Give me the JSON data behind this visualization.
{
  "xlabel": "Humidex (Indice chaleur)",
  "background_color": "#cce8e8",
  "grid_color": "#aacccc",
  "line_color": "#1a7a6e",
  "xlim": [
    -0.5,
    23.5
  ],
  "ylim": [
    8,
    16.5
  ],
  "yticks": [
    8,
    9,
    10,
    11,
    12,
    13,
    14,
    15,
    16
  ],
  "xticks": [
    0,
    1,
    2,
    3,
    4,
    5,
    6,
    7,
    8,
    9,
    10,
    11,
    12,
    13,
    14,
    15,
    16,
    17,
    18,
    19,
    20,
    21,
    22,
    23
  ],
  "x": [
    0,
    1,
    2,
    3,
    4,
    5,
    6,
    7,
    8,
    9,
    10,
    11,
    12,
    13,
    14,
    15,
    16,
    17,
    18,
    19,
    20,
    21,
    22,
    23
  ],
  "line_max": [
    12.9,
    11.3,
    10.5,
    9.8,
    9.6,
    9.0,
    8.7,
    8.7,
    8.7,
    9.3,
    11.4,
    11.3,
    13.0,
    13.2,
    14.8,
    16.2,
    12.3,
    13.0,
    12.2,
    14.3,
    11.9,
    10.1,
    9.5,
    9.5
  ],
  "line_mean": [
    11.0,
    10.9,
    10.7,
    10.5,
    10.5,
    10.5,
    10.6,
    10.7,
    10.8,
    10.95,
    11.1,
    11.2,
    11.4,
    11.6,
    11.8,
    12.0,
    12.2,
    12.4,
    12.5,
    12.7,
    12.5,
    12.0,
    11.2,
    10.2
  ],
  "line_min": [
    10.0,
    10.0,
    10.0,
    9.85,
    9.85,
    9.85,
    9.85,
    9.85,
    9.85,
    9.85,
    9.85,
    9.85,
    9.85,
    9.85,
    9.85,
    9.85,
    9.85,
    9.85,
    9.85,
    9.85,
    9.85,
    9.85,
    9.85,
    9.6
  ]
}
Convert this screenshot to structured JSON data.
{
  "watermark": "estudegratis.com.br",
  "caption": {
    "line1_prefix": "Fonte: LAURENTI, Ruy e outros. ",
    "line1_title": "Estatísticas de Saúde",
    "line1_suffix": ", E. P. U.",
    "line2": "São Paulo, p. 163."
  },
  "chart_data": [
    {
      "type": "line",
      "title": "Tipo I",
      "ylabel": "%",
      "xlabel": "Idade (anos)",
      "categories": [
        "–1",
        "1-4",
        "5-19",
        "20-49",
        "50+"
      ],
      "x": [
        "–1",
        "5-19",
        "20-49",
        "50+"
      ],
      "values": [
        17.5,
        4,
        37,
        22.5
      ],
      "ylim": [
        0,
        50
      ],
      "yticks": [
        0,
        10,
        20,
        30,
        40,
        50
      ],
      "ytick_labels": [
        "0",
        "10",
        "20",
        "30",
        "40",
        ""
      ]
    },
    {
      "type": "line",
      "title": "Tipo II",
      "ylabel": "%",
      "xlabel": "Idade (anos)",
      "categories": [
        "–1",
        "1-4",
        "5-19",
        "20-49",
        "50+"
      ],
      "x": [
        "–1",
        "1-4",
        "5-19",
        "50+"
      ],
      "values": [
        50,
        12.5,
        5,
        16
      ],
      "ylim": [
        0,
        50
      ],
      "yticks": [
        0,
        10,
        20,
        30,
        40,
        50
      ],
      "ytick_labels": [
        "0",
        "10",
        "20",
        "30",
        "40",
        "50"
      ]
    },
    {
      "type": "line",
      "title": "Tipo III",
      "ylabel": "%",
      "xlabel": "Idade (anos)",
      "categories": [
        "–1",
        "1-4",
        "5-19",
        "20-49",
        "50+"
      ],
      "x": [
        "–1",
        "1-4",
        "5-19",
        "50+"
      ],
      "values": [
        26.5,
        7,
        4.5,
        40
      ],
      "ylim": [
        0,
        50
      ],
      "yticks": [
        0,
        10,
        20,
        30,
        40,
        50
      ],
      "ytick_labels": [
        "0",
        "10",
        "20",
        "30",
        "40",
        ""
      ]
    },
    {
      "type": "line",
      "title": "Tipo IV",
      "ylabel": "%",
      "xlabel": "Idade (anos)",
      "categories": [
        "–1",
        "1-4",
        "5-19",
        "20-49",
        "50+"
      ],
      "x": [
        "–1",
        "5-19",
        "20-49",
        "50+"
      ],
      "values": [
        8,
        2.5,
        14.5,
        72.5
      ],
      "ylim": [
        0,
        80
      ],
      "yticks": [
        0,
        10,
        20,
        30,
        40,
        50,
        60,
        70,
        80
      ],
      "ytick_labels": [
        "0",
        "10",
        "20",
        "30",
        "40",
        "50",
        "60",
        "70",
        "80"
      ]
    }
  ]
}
_____
- Problem to solve: Look through the data and gather every line with the string "Tipo" in it.

- Solution for this exercise:
      "title": "Tipo I",
      "title": "Tipo II",
      "title": "Tipo III",
      "title": "Tipo IV",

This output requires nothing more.